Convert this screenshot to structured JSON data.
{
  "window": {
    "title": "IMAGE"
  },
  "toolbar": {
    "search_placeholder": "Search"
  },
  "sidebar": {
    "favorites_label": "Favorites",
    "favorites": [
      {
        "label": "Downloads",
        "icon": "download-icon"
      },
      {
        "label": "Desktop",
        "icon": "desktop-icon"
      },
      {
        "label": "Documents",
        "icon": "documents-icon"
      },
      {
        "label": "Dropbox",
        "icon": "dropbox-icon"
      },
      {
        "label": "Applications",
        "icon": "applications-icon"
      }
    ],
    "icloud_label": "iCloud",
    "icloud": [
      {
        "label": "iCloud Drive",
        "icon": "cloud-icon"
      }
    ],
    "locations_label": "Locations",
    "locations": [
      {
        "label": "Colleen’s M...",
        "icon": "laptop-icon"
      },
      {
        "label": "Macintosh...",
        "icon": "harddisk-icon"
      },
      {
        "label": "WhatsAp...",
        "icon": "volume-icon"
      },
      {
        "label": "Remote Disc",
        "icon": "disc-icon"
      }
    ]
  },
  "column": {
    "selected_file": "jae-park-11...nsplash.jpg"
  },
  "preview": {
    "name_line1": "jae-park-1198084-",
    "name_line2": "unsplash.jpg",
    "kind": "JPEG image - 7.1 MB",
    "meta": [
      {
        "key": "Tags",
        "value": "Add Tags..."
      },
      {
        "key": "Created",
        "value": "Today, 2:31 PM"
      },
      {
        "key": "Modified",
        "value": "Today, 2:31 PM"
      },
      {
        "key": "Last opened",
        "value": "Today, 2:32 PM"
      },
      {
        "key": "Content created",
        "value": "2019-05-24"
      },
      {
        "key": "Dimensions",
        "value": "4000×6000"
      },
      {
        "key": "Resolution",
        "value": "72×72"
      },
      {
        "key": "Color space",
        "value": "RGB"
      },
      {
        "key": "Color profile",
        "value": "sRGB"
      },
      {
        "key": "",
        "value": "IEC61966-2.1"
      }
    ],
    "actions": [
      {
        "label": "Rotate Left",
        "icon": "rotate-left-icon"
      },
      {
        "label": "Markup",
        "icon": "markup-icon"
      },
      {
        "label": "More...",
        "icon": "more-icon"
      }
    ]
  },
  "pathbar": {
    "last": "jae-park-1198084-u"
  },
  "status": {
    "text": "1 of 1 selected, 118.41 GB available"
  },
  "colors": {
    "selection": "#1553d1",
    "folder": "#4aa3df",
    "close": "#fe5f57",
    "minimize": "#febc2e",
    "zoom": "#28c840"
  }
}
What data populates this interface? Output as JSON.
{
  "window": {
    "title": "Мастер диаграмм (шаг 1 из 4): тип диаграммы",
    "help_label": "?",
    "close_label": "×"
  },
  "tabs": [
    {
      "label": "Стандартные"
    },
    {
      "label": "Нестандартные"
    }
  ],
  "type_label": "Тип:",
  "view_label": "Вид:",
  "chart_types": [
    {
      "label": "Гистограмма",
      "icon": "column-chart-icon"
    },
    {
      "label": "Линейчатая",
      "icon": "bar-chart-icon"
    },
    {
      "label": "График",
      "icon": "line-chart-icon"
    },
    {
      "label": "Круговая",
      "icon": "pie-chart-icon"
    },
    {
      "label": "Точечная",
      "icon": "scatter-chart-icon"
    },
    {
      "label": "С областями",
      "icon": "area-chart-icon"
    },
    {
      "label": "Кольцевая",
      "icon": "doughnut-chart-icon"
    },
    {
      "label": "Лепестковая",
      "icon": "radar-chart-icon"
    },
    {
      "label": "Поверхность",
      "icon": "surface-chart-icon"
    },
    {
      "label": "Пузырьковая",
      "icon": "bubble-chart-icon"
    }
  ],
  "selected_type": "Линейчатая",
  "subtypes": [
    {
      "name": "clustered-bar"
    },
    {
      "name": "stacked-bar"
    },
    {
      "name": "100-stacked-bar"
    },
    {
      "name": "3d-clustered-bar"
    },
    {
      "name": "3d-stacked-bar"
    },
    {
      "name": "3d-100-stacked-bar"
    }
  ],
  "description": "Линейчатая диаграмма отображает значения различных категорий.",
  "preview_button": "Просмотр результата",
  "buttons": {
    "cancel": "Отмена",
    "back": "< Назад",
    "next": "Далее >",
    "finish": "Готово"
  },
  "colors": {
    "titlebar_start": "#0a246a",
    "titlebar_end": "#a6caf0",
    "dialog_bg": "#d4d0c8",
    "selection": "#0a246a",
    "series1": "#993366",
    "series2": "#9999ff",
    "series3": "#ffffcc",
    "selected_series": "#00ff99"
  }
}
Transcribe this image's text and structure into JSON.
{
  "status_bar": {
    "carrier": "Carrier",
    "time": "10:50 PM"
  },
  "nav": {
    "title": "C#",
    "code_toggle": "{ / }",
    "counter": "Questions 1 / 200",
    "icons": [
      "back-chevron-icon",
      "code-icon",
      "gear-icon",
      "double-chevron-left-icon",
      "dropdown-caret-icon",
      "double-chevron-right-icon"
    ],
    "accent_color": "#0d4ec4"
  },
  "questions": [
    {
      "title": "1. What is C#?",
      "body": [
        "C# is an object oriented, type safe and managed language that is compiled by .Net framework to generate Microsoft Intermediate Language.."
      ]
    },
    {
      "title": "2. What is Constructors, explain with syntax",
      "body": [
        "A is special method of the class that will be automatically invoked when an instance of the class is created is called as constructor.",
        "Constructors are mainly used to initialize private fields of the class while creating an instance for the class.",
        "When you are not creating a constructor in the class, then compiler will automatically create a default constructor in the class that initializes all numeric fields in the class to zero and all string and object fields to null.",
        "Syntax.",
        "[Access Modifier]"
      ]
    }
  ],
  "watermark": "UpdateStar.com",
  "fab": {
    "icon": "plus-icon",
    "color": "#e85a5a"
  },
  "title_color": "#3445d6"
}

──────

Set exercise → Reproduce the records above exactly as they appear.

Solution to this problem →
Convert this screenshot to structured JSON data.
{
  "window": {
    "title": "IMAGE"
  },
  "toolbar": {
    "search_placeholder": "Search"
  },
  "sidebar": {
    "favorites_label": "Favorites",
    "favorites": [
      {
        "label": "Downloads",
        "icon": "download-icon"
      },
      {
        "label": "Desktop",
        "icon": "desktop-icon"
      },
      {
        "label": "Documents",
        "icon": "documents-icon"
      },
      {
        "label": "Dropbox",
        "icon": "dropbox-icon"
      },
      {
        "label": "Applications",
        "icon": "applications-icon"
      }
    ],
    "icloud_label": "iCloud",
    "icloud": [
      {
        "label": "iCloud Drive",
        "icon": "cloud-icon"
      }
    ],
    "locations_label": "Locations",
    "locations": [
      {
        "label": "Colleen’s M...",
        "icon": "laptop-icon"
      },
      {
        "label": "Macintosh...",
        "icon": "harddisk-icon"
      },
      {
        "label": "WhatsAp...",
        "icon": "volume-icon"
      },
      {
        "label": "Remote Disc",
        "icon": "disc-icon"
      }
    ]
  },
  "column": {
    "selected_file": "jae-park-11...nsplash.jpg"
  },
  "preview": {
    "name_line1": "jae-park-1198084-",
    "name_line2": "unsplash.jpg",
    "kind": "JPEG image - 7.1 MB",
    "meta": [
      {
        "key": "Tags",
        "value": "Add Tags..."
      },
      {
        "key": "Created",
        "value": "Today, 2:31 PM"
      },
      {
        "key": "Modified",
        "value": "Today, 2:31 PM"
      },
      {
        "key": "Last opened",
        "value": "Today, 2:32 PM"
      },
      {
        "key": "Content created",
        "value": "2019-05-24"
      },
      {
        "key": "Dimensions",
        "value": "4000×6000"
      },
      {
        "key": "Resolution",
        "value": "72×72"
      },
      {
        "key": "Color space",
        "value": "RGB"
      },
      {
        "key": "Color profile",
        "value": "sRGB"
      },
      {
        "key": "",
        "value": "IEC61966-2.1"
      }
    ],
    "actions": [
      {
        "label": "Rotate Left",
        "icon": "rotate-left-icon"
      },
      {
        "label": "Markup",
        "icon": "markup-icon"
      },
      {
        "label": "More...",
        "icon": "more-icon"
      }
    ]
  },
  "pathbar": {
    "last": "jae-park-1198084-u"
  },
  "status": {
    "text": "1 of 1 selected, 118.41 GB available"
  },
  "colors": {
    "selection": "#1553d1",
    "folder": "#4aa3df",
    "close": "#fe5f57",
    "minimize": "#febc2e",
    "zoom": "#28c840"
  }
}
What data populates this interface? Output as JSON.
{
  "window": {
    "title": "Мастер диаграмм (шаг 1 из 4): тип диаграммы",
    "help_label": "?",
    "close_label": "×"
  },
  "tabs": [
    {
      "label": "Стандартные"
    },
    {
      "label": "Нестандартные"
    }
  ],
  "type_label": "Тип:",
  "view_label": "Вид:",
  "chart_types": [
    {
      "label": "Гистограмма",
      "icon": "column-chart-icon"
    },
    {
      "label": "Линейчатая",
      "icon": "bar-chart-icon"
    },
    {
      "label": "График",
      "icon": "line-chart-icon"
    },
    {
      "label": "Круговая",
      "icon": "pie-chart-icon"
    },
    {
      "label": "Точечная",
      "icon": "scatter-chart-icon"
    },
    {
      "label": "С областями",
      "icon": "area-chart-icon"
    },
    {
      "label": "Кольцевая",
      "icon": "doughnut-chart-icon"
    },
    {
      "label": "Лепестковая",
      "icon": "radar-chart-icon"
    },
    {
      "label": "Поверхность",
      "icon": "surface-chart-icon"
    },
    {
      "label": "Пузырьковая",
      "icon": "bubble-chart-icon"
    }
  ],
  "selected_type": "Линейчатая",
  "subtypes": [
    {
      "name": "clustered-bar"
    },
    {
      "name": "stacked-bar"
    },
    {
      "name": "100-stacked-bar"
    },
    {
      "name": "3d-clustered-bar"
    },
    {
      "name": "3d-stacked-bar"
    },
    {
      "name": "3d-100-stacked-bar"
    }
  ],
  "description": "Линейчатая диаграмма отображает значения различных категорий.",
  "preview_button": "Просмотр результата",
  "buttons": {
    "cancel": "Отмена",
    "back": "< Назад",
    "next": "Далее >",
    "finish": "Готово"
  },
  "colors": {
    "titlebar_start": "#0a246a",
    "titlebar_end": "#a6caf0",
    "dialog_bg": "#d4d0c8",
    "selection": "#0a246a",
    "series1": "#993366",
    "series2": "#9999ff",
    "series3": "#ffffcc",
    "selected_series": "#00ff99"
  }
}
Transcribe this image's text and structure into JSON.
{
  "status_bar": {
    "carrier": "Carrier",
    "time": "10:50 PM"
  },
  "nav": {
    "title": "C#",
    "code_toggle": "{ / }",
    "counter": "Questions 1 / 200",
    "icons": [
      "back-chevron-icon",
      "code-icon",
      "gear-icon",
      "double-chevron-left-icon",
      "dropdown-caret-icon",
      "double-chevron-right-icon"
    ],
    "accent_color": "#0d4ec4"
  },
  "questions": [
    {
      "title": "1. What is C#?",
      "body": [
        "C# is an object oriented, type safe and managed language that is compiled by .Net framework to generate Microsoft Intermediate Language.."
      ]
    },
    {
      "title": "2. What is Constructors, explain with syntax",
      "body": [
        "A is special method of the class that will be automatically invoked when an instance of the class is created is called as constructor.",
        "Constructors are mainly used to initialize private fields of the class while creating an instance for the class.",
        "When you are not creating a constructor in the class, then compiler will automatically create a default constructor in the class that initializes all numeric fields in the class to zero and all string and object fields to null.",
        "Syntax.",
        "[Access Modifier]"
      ]
    }
  ],
  "watermark": "UpdateStar.com",
  "fab": {
    "icon": "plus-icon",
    "color": "#e85a5a"
  },
  "title_color": "#3445d6"
}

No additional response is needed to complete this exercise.